Required action 1:
In the Claude Code tip, shorten the paragraph that begins "Here is the important part" while keeping its main facts.
Required action 2:
Write the next part of the Claude Code tip, picking up after its final paragraph.

Text section:
BEGIN

Claude Code Tip#01: Use /init Before You Start Coding
Why Context Matters More Than You Think
Imagine you just joined a new team. It is your first day. A colleague walks up and says
“Can you fix the authentication bug in the user service?”
You have no idea where the user service lives, what language the project uses, whether there is a test suite, or what the team’s coding style looks like. You could ask a dozen follow-up questions or worse, you could guess and get it wrong.
This is exactly the situation Claude is in when you open a project and immediately ask it to help with code. Without context, it is flying blind.
Your project might have dozens or even hundreds of files spread across multiple folders. Claude does not automatically know which files matter, what the project is trying to do, or how pieces connect to each other.
Here is the important part most people do not realise: giving Claude too much irrelevant context actually makes it less helpful, not more. It is like briefing a consultant with 500 pages of documents when only 10 pages are relevant. The signal gets lost in the noise.

END

Study material:
BEGIN

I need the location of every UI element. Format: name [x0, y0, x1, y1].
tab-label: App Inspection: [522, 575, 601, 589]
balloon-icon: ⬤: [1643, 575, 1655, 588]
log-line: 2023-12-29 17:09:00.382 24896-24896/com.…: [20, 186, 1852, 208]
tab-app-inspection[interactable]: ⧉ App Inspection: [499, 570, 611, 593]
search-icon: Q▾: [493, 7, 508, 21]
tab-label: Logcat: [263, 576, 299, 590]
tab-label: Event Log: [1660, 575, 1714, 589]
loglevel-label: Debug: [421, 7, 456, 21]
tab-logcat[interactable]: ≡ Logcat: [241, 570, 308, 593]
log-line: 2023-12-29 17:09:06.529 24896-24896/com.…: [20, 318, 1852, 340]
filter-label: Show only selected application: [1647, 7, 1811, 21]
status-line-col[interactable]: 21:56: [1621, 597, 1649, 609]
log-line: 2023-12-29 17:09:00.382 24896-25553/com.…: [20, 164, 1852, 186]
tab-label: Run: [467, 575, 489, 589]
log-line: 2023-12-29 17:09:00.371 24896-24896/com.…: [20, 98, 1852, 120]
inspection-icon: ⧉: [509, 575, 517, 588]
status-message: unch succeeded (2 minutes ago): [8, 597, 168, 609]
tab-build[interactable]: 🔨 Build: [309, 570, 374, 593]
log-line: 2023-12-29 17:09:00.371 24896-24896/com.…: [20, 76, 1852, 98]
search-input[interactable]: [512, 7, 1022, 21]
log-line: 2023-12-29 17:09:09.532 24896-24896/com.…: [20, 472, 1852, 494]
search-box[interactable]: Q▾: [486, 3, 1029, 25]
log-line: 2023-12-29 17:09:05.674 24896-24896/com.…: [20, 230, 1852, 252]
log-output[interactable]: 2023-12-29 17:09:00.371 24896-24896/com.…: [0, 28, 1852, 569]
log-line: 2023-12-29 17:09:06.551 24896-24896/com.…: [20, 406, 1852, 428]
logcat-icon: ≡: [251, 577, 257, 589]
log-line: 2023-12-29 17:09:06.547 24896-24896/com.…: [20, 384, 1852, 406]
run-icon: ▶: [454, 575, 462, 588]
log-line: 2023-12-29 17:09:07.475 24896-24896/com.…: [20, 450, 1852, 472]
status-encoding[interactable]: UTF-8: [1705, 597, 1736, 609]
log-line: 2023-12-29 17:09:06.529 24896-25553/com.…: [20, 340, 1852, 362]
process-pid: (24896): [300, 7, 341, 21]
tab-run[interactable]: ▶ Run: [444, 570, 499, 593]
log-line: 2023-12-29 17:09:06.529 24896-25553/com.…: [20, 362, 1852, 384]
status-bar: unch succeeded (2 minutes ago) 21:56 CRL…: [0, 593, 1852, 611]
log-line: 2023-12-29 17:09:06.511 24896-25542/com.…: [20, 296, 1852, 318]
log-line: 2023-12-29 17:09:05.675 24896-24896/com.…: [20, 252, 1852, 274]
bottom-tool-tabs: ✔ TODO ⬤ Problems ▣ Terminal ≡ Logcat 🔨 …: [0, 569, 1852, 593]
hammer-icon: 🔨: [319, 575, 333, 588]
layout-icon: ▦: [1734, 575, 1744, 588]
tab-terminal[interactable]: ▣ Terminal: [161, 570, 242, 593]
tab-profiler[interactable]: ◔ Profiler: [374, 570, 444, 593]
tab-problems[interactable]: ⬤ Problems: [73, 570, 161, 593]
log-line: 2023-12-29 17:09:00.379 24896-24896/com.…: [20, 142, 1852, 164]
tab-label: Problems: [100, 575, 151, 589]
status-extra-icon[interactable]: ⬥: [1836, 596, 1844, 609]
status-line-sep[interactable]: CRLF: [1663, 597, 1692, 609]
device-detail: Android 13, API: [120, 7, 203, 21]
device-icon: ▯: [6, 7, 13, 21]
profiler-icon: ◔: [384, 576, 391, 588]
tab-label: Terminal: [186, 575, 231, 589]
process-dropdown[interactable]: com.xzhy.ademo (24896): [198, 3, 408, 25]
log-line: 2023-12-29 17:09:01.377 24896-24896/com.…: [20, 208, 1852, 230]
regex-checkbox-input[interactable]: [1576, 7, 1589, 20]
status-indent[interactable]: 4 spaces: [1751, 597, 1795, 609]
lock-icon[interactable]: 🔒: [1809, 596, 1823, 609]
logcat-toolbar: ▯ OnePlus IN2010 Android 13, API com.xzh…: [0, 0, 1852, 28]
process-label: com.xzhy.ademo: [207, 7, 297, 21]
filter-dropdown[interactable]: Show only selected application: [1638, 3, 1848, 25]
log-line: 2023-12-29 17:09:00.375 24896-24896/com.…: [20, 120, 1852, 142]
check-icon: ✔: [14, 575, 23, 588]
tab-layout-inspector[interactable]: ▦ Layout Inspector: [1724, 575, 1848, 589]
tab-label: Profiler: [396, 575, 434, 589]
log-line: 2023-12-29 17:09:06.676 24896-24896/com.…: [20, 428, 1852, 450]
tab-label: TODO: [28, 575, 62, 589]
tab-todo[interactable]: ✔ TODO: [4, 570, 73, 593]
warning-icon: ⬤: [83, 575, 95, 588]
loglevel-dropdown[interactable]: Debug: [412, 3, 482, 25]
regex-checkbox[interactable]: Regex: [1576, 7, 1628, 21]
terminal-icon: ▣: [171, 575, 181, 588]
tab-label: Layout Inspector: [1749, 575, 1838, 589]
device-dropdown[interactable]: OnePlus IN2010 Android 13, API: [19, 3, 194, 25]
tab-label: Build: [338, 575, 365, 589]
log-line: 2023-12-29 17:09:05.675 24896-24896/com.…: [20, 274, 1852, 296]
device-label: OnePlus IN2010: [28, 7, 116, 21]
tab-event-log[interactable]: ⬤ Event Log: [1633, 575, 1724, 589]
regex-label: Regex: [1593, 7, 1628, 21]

END

Written answer 1:
Many people miss that giving Claude too much irrelevant context makes it less helpful, not more. It resembles handing a consultant 500 pages when only 10 are relevant: the signal gets lost in the noise.

Written answer 2:
Enter /init
The /init command is your starting point. When you run it, Claude reads through your codebase and builds an understanding of,
- What the project does , its purpose and overall structure
- How it is organised , key folders, entry points, important files
- What patterns it follows , naming conventions, coding style, how modules connect
- How to work with it , build commands, test commands, setup steps
Think of it like giving Claude a proper onboarding. Instead of starting every conversation from scratch, it already has a working mental model of your project.
Say you have a small web app , a recipe website you built in your spare time. It has a backend, a frontend, a database layer, and some config files. You open Claude Code and type:
“Add a search feature to the recipe list page.”
Without /init, Claude might ask which framework you are using, where the recipe data comes from, what your folder structure looks like, or how your existing API routes are set up.
With /init run first, Claude already knows it is a React frontend talking to a Node.js API, that recipe data comes from a specific service file, and that your existing routes follow a particular pattern. It can give you a targeted, accurate answer immediately.
What Happens After /init Runs
Once Claude finishes analyzing your codebase, it does not just hold that knowledge in memory and move on. It writes a summary to a file called CLAUDE.md and saves it in your project.
Think of CLAUDE.md as the briefing document Claude wrote for itself after its first day on the project. Every time you open the project again, Claude reads this file first so it does not start from zero.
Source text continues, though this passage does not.